Exercise requirements>
Every line that includes the word "content" is to be listed.

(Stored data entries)
★ ★ ★ ★ ★
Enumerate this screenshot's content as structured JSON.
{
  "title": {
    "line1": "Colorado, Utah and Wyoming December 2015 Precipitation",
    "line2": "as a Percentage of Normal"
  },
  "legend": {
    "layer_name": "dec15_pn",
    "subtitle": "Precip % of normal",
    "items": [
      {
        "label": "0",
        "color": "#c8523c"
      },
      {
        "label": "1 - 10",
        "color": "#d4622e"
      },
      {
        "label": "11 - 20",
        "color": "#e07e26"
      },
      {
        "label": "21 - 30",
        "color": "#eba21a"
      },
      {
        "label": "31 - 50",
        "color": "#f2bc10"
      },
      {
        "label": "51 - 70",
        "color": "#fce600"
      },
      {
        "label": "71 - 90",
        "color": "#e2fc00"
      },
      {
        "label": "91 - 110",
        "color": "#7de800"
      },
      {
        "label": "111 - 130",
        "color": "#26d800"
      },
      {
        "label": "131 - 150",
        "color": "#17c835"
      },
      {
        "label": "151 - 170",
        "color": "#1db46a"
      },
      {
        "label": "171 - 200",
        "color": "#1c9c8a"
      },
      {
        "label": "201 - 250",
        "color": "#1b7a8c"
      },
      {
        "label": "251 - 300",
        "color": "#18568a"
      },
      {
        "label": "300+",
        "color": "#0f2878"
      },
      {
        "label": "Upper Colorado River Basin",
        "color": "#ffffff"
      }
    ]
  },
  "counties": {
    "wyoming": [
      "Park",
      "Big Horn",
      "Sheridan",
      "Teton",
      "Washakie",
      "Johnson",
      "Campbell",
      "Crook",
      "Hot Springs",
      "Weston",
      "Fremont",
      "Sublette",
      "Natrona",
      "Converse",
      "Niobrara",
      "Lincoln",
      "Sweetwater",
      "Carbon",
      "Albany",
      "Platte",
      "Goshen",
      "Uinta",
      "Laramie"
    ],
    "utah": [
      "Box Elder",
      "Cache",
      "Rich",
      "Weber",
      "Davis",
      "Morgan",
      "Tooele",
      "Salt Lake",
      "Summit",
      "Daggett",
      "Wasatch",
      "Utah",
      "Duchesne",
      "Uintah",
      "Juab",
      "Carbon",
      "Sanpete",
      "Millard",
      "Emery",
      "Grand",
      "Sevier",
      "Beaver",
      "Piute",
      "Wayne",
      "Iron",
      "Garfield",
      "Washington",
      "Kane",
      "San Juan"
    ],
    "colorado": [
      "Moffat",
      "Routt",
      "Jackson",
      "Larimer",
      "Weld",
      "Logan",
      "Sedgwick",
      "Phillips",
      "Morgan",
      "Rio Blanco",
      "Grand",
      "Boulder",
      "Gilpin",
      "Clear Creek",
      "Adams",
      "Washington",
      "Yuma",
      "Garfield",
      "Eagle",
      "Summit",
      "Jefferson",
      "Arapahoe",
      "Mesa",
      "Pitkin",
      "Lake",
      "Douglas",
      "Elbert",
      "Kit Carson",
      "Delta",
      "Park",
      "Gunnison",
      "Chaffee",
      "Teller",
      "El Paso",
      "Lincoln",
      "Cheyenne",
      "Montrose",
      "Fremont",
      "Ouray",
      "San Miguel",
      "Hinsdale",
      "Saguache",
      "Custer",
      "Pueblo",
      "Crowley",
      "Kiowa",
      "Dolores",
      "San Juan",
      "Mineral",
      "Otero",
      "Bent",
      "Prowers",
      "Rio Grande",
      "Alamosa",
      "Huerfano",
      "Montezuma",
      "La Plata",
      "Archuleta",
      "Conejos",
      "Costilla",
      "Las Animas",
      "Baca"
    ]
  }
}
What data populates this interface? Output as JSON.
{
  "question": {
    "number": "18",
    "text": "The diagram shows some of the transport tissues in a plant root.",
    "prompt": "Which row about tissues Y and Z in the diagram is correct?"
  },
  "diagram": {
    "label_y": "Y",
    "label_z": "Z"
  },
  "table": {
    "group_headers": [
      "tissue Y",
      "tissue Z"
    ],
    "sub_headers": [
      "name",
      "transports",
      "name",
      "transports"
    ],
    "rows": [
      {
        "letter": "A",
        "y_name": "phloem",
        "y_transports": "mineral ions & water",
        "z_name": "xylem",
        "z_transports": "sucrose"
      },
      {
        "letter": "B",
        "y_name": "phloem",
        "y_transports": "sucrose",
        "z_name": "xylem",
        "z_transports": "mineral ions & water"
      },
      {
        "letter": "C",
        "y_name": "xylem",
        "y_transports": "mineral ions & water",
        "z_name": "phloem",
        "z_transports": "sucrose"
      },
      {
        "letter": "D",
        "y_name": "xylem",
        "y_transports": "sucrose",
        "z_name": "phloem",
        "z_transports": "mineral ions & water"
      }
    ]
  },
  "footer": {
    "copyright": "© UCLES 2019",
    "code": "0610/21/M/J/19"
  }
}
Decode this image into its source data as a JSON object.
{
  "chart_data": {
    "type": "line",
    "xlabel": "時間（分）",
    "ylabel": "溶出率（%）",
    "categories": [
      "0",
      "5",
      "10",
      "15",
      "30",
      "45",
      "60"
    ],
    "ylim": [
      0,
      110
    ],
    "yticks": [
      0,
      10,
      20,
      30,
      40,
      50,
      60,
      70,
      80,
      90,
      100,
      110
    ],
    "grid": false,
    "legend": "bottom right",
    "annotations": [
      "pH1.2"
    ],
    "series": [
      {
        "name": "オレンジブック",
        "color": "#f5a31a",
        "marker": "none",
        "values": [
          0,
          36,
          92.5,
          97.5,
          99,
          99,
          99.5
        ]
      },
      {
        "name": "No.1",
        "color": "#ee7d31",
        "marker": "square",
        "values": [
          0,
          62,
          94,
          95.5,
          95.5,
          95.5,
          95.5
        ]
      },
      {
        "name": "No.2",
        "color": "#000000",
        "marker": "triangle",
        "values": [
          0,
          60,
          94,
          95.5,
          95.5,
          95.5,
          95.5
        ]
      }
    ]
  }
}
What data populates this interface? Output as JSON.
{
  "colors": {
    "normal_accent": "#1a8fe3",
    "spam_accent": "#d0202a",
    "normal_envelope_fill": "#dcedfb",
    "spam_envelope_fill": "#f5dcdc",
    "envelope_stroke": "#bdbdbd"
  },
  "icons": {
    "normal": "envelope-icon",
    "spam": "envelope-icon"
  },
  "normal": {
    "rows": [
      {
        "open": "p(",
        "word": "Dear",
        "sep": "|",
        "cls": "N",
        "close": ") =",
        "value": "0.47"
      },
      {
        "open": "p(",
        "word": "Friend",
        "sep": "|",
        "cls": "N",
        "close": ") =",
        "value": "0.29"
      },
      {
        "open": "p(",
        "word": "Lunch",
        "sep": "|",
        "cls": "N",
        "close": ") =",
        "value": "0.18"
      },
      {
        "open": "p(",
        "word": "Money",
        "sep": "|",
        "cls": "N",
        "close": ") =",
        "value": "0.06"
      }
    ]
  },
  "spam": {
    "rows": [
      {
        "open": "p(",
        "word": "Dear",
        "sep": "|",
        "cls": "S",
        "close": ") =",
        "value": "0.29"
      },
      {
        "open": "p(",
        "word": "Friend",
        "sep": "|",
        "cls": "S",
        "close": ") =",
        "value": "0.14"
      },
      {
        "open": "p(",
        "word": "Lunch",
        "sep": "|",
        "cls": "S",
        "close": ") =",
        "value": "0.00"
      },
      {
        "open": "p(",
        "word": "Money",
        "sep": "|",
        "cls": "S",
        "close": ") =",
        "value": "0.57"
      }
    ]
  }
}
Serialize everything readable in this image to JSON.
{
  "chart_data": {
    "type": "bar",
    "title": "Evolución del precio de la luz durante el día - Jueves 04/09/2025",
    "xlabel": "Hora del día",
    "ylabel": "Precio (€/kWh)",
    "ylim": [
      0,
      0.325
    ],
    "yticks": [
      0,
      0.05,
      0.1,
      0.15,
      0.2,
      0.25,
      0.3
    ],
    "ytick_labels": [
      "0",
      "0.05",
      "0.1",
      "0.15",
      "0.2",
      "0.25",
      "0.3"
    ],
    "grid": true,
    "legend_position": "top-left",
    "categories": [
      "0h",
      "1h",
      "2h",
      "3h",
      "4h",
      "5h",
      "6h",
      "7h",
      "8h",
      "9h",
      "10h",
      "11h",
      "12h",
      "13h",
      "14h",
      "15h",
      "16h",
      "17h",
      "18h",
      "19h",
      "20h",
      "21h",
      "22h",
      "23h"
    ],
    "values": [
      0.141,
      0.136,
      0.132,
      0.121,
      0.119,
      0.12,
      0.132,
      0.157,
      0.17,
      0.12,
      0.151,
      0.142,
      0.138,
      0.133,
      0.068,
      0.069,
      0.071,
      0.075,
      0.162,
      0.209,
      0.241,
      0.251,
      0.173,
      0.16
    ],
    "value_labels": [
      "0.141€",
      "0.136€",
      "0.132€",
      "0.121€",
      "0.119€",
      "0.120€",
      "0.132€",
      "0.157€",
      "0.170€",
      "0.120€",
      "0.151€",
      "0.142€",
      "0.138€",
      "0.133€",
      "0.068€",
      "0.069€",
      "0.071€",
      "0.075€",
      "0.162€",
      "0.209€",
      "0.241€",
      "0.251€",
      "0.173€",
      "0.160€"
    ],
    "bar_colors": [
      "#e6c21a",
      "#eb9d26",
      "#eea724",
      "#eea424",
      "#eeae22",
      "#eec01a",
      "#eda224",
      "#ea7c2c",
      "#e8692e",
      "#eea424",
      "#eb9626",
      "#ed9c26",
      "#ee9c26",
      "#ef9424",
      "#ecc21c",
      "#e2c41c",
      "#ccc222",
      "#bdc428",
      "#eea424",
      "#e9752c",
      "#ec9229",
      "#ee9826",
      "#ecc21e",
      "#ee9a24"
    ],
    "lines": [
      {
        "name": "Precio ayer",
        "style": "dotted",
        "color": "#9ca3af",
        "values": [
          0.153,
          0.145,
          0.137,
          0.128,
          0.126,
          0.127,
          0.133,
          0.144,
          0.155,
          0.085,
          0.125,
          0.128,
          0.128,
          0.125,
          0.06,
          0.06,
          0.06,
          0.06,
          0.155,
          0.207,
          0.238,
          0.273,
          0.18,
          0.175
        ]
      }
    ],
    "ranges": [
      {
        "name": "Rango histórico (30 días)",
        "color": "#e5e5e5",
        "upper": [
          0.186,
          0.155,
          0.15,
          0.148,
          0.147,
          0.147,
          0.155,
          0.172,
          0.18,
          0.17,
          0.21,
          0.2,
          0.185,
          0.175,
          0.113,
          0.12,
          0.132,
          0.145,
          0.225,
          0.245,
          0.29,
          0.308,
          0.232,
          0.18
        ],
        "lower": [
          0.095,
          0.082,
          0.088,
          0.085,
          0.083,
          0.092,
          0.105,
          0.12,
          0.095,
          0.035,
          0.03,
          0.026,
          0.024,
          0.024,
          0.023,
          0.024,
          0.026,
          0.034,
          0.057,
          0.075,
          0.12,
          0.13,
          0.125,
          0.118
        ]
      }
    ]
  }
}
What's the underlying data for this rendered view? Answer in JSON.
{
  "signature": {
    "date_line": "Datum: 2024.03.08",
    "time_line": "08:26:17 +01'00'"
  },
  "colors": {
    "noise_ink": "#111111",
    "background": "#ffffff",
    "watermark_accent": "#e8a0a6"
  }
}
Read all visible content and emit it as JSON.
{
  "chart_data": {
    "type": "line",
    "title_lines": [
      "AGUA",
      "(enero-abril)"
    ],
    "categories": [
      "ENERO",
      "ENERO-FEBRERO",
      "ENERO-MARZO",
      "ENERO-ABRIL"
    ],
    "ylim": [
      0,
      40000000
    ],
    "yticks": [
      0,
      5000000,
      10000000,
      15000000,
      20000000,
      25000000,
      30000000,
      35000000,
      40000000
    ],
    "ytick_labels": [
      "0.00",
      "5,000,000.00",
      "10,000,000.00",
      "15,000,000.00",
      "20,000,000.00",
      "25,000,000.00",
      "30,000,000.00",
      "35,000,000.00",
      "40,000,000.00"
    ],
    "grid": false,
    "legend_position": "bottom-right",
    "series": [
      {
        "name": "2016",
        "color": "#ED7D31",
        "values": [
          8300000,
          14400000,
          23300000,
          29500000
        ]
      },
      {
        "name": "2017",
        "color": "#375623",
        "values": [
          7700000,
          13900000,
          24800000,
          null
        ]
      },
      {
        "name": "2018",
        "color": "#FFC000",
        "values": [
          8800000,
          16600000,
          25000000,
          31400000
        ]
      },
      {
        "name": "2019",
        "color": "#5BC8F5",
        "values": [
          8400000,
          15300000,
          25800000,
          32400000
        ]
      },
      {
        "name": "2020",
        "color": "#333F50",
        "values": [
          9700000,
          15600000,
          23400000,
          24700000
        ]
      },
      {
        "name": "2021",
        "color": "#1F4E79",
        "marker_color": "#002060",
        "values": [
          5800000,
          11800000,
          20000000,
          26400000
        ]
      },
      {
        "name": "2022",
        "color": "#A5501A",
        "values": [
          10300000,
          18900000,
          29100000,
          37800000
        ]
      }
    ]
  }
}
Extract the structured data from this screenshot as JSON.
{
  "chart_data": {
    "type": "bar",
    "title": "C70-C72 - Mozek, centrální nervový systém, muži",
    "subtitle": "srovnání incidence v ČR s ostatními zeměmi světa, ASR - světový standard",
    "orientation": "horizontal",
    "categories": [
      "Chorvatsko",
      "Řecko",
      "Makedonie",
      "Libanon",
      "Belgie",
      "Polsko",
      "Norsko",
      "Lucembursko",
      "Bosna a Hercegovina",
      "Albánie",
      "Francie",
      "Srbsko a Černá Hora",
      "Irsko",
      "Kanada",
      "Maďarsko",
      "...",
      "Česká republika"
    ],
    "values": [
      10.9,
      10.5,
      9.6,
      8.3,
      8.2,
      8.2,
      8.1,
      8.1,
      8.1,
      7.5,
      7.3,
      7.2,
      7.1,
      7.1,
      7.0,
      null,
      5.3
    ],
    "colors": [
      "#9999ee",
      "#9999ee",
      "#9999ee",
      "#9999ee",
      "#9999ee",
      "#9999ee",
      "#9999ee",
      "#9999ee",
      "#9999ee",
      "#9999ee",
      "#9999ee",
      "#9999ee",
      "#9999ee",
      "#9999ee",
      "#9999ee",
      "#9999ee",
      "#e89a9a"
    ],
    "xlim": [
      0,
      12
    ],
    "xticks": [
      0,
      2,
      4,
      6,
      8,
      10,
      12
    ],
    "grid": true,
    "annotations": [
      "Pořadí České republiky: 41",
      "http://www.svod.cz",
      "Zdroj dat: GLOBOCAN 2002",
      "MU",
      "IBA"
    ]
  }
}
★ ★ ★ ★ ★
Task response>
Enumerate this screenshot's content as structured JSON.
Read all visible content and emit it as JSON.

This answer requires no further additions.